---------- RECORDS SHOWN ----------

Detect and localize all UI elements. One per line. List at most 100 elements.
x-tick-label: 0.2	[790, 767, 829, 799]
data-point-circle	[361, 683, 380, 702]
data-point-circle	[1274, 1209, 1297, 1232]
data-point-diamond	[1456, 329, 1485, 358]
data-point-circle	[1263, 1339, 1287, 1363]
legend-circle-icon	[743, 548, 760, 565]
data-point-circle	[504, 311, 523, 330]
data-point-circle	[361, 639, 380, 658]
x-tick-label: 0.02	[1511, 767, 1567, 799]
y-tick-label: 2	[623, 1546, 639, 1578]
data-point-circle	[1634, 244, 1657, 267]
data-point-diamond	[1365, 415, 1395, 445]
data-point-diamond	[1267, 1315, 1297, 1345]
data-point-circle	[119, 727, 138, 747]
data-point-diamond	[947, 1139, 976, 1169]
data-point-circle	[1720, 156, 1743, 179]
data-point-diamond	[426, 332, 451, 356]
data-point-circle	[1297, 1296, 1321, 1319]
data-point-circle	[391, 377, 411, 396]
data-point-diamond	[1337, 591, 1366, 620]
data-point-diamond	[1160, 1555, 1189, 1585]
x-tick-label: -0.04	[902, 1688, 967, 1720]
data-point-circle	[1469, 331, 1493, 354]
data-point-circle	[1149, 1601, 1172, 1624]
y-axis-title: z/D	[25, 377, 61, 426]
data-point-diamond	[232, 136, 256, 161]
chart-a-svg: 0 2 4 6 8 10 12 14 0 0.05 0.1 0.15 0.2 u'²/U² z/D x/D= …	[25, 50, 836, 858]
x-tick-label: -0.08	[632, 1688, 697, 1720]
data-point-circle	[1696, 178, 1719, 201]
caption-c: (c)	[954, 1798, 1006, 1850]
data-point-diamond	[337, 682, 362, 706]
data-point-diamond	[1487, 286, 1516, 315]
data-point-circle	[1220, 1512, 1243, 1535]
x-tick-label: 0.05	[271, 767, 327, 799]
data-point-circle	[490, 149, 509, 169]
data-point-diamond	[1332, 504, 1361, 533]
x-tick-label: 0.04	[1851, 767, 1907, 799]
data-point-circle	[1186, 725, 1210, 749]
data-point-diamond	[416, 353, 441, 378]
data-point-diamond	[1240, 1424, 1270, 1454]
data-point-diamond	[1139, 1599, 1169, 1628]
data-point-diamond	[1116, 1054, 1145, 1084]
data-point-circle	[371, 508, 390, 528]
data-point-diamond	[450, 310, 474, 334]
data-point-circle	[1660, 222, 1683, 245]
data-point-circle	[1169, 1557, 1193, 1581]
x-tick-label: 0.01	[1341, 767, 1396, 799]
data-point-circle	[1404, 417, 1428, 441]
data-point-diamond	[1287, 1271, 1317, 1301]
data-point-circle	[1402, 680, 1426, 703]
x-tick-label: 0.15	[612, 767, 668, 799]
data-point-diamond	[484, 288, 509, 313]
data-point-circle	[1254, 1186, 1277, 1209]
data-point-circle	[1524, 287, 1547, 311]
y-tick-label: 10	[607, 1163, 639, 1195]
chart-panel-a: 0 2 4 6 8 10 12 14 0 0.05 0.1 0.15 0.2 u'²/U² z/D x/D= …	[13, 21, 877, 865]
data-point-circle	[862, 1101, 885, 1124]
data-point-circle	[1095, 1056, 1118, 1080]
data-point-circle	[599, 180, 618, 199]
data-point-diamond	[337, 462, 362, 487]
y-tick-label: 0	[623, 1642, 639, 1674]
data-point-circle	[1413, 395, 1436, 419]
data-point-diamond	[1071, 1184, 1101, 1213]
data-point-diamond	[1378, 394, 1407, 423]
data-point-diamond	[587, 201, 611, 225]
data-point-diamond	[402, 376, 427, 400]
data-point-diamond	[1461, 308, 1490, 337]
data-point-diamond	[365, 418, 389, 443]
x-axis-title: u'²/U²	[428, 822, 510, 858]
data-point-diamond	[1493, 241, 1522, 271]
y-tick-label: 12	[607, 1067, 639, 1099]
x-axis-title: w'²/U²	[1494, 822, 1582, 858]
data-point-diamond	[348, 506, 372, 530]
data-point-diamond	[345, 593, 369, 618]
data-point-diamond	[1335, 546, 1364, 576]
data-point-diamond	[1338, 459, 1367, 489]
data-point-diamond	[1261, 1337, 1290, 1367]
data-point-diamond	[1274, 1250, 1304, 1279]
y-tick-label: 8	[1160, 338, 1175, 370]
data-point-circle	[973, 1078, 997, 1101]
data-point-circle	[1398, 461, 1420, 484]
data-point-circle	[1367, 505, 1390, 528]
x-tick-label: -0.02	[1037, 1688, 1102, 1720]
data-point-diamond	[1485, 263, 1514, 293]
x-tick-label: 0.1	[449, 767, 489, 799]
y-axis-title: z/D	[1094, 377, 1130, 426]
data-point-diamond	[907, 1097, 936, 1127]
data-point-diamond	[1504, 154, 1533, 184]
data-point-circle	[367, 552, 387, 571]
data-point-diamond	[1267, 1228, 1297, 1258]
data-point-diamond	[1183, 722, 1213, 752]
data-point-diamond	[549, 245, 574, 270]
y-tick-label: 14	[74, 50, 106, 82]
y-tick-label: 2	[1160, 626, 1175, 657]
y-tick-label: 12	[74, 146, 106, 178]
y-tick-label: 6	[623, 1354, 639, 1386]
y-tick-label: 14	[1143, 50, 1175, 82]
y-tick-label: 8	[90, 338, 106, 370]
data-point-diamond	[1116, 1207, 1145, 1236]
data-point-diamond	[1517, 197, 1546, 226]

----------

> [WHAT TO WORK ON]:
Reproduce the lines of every record above without any changes.

> [SOLUTION]:
Detect and localize all UI elements. One per line. List at most 100 elements.
x-tick-label: 0.2	[790, 767, 829, 799]
data-point-circle	[361, 683, 380, 702]
data-point-circle	[1274, 1209, 1297, 1232]
data-point-diamond	[1456, 329, 1485, 358]
data-point-circle	[1263, 1339, 1287, 1363]
legend-circle-icon	[743, 548, 760, 565]
data-point-circle	[504, 311, 523, 330]
data-point-circle	[361, 639, 380, 658]
x-tick-label: 0.02	[1511, 767, 1567, 799]
y-tick-label: 2	[623, 1546, 639, 1578]
data-point-circle	[1634, 244, 1657, 267]
data-point-diamond	[1365, 415, 1395, 445]
data-point-diamond	[1267, 1315, 1297, 1345]
data-point-circle	[119, 727, 138, 747]
data-point-diamond	[947, 1139, 976, 1169]
data-point-circle	[1720, 156, 1743, 179]
data-point-diamond	[426, 332, 451, 356]
data-point-circle	[1297, 1296, 1321, 1319]
data-point-circle	[391, 377, 411, 396]
data-point-diamond	[1337, 591, 1366, 620]
data-point-diamond	[1160, 1555, 1189, 1585]
x-tick-label: -0.04	[902, 1688, 967, 1720]
data-point-circle	[1469, 331, 1493, 354]
data-point-circle	[1149, 1601, 1172, 1624]
y-axis-title: z/D	[25, 377, 61, 426]
data-point-diamond	[232, 136, 256, 161]
chart-a-svg: 0 2 4 6 8 10 12 14 0 0.05 0.1 0.15 0.2 u'²/U² z/D x/D= …	[25, 50, 836, 858]
x-tick-label: -0.08	[632, 1688, 697, 1720]
data-point-circle	[1696, 178, 1719, 201]
caption-c: (c)	[954, 1798, 1006, 1850]
data-point-diamond	[337, 682, 362, 706]
data-point-diamond	[1487, 286, 1516, 315]
data-point-circle	[1220, 1512, 1243, 1535]
x-tick-label: 0.05	[271, 767, 327, 799]
data-point-circle	[490, 149, 509, 169]
data-point-diamond	[1332, 504, 1361, 533]
x-tick-label: 0.04	[1851, 767, 1907, 799]
data-point-circle	[1186, 725, 1210, 749]
data-point-diamond	[416, 353, 441, 378]
data-point-diamond	[1240, 1424, 1270, 1454]
data-point-diamond	[1139, 1599, 1169, 1628]
data-point-diamond	[1116, 1054, 1145, 1084]
data-point-circle	[371, 508, 390, 528]
data-point-diamond	[450, 310, 474, 334]
data-point-circle	[1660, 222, 1683, 245]
data-point-circle	[1169, 1557, 1193, 1581]
x-tick-label: 0.01	[1341, 767, 1396, 799]
data-point-circle	[1404, 417, 1428, 441]
data-point-diamond	[1287, 1271, 1317, 1301]
data-point-circle	[1402, 680, 1426, 703]
x-tick-label: 0.15	[612, 767, 668, 799]
data-point-diamond	[484, 288, 509, 313]
data-point-circle	[1254, 1186, 1277, 1209]
data-point-circle	[1524, 287, 1547, 311]
y-tick-label: 10	[607, 1163, 639, 1195]
chart-panel-a: 0 2 4 6 8 10 12 14 0 0.05 0.1 0.15 0.2 u'²/U² z/D x/D= …	[13, 21, 877, 865]
data-point-circle	[862, 1101, 885, 1124]
data-point-circle	[1095, 1056, 1118, 1080]
data-point-circle	[599, 180, 618, 199]
data-point-diamond	[337, 462, 362, 487]
y-tick-label: 0	[623, 1642, 639, 1674]
data-point-circle	[1413, 395, 1436, 419]
data-point-diamond	[1071, 1184, 1101, 1213]
data-point-diamond	[1378, 394, 1407, 423]
data-point-diamond	[587, 201, 611, 225]
data-point-diamond	[402, 376, 427, 400]
data-point-diamond	[1461, 308, 1490, 337]
data-point-diamond	[365, 418, 389, 443]
x-axis-title: u'²/U²	[428, 822, 510, 858]
data-point-diamond	[1493, 241, 1522, 271]
y-tick-label: 12	[607, 1067, 639, 1099]
x-axis-title: w'²/U²	[1494, 822, 1582, 858]
data-point-diamond	[348, 506, 372, 530]
data-point-diamond	[345, 593, 369, 618]
data-point-diamond	[1335, 546, 1364, 576]
data-point-diamond	[1338, 459, 1367, 489]
data-point-diamond	[1261, 1337, 1290, 1367]
data-point-diamond	[1274, 1250, 1304, 1279]
y-tick-label: 8	[1160, 338, 1175, 370]
data-point-circle	[973, 1078, 997, 1101]
data-point-circle	[1398, 461, 1420, 484]
data-point-circle	[1367, 505, 1390, 528]
x-tick-label: -0.02	[1037, 1688, 1102, 1720]
data-point-diamond	[1485, 263, 1514, 293]
x-tick-label: 0.1	[449, 767, 489, 799]
y-axis-title: z/D	[1094, 377, 1130, 426]
data-point-diamond	[907, 1097, 936, 1127]
data-point-diamond	[1504, 154, 1533, 184]
data-point-circle	[367, 552, 387, 571]
data-point-diamond	[1267, 1228, 1297, 1258]
data-point-diamond	[1183, 722, 1213, 752]
data-point-diamond	[549, 245, 574, 270]
y-tick-label: 14	[74, 50, 106, 82]
y-tick-label: 2	[1160, 626, 1175, 657]
y-tick-label: 12	[74, 146, 106, 178]
y-tick-label: 6	[623, 1354, 639, 1386]
y-tick-label: 14	[1143, 50, 1175, 82]
y-tick-label: 8	[90, 338, 106, 370]
data-point-diamond	[1116, 1207, 1145, 1236]
data-point-diamond	[1517, 197, 1546, 226]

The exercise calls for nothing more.